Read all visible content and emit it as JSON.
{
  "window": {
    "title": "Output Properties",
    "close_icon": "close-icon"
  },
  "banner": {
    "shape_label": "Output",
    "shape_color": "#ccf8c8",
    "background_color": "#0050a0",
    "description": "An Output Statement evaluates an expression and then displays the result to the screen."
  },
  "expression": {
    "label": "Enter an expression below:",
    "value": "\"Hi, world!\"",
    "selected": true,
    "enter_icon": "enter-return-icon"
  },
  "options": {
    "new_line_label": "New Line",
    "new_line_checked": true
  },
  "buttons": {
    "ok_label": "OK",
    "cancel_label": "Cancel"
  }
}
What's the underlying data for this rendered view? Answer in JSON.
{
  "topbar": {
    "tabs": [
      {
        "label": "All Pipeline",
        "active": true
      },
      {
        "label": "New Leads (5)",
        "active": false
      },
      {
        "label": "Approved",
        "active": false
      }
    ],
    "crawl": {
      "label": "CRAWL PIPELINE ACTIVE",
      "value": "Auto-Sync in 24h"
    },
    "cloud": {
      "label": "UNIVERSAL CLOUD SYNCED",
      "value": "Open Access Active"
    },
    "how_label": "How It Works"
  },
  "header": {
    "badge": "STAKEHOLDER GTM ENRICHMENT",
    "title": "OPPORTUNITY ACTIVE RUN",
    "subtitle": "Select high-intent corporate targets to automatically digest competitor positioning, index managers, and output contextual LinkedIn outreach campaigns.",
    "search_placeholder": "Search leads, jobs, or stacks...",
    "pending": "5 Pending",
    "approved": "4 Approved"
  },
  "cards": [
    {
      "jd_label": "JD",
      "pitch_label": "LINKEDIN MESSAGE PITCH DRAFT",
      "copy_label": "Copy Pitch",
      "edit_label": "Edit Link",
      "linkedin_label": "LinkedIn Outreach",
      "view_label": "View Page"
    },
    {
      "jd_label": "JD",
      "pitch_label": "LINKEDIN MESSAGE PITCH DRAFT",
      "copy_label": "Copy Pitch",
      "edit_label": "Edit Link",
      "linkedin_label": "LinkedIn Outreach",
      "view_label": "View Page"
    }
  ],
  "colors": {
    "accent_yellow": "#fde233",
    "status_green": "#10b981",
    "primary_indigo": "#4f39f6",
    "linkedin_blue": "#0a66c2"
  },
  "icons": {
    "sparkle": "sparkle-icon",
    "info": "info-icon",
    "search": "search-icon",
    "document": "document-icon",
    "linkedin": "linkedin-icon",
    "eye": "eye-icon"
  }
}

_Exercise objective_.
Copy all of the data. Keep every word exactly as it is.

_The result_.
Read all visible content and emit it as JSON.
{
  "window": {
    "title": "Output Properties",
    "close_icon": "close-icon"
  },
  "banner": {
    "shape_label": "Output",
    "shape_color": "#ccf8c8",
    "background_color": "#0050a0",
    "description": "An Output Statement evaluates an expression and then displays the result to the screen."
  },
  "expression": {
    "label": "Enter an expression below:",
    "value": "\"Hi, world!\"",
    "selected": true,
    "enter_icon": "enter-return-icon"
  },
  "options": {
    "new_line_label": "New Line",
    "new_line_checked": true
  },
  "buttons": {
    "ok_label": "OK",
    "cancel_label": "Cancel"
  }
}
What's the underlying data for this rendered view? Answer in JSON.
{
  "topbar": {
    "tabs": [
      {
        "label": "All Pipeline",
        "active": true
      },
      {
        "label": "New Leads (5)",
        "active": false
      },
      {
        "label": "Approved",
        "active": false
      }
    ],
    "crawl": {
      "label": "CRAWL PIPELINE ACTIVE",
      "value": "Auto-Sync in 24h"
    },
    "cloud": {
      "label": "UNIVERSAL CLOUD SYNCED",
      "value": "Open Access Active"
    },
    "how_label": "How It Works"
  },
  "header": {
    "badge": "STAKEHOLDER GTM ENRICHMENT",
    "title": "OPPORTUNITY ACTIVE RUN",
    "subtitle": "Select high-intent corporate targets to automatically digest competitor positioning, index managers, and output contextual LinkedIn outreach campaigns.",
    "search_placeholder": "Search leads, jobs, or stacks...",
    "pending": "5 Pending",
    "approved": "4 Approved"
  },
  "cards": [
    {
      "jd_label": "JD",
      "pitch_label": "LINKEDIN MESSAGE PITCH DRAFT",
      "copy_label": "Copy Pitch",
      "edit_label": "Edit Link",
      "linkedin_label": "LinkedIn Outreach",
      "view_label": "View Page"
    },
    {
      "jd_label": "JD",
      "pitch_label": "LINKEDIN MESSAGE PITCH DRAFT",
      "copy_label": "Copy Pitch",
      "edit_label": "Edit Link",
      "linkedin_label": "LinkedIn Outreach",
      "view_label": "View Page"
    }
  ],
  "colors": {
    "accent_yellow": "#fde233",
    "status_green": "#10b981",
    "primary_indigo": "#4f39f6",
    "linkedin_blue": "#0a66c2"
  },
  "icons": {
    "sparkle": "sparkle-icon",
    "info": "info-icon",
    "search": "search-icon",
    "document": "document-icon",
    "linkedin": "linkedin-icon",
    "eye": "eye-icon"
  }
}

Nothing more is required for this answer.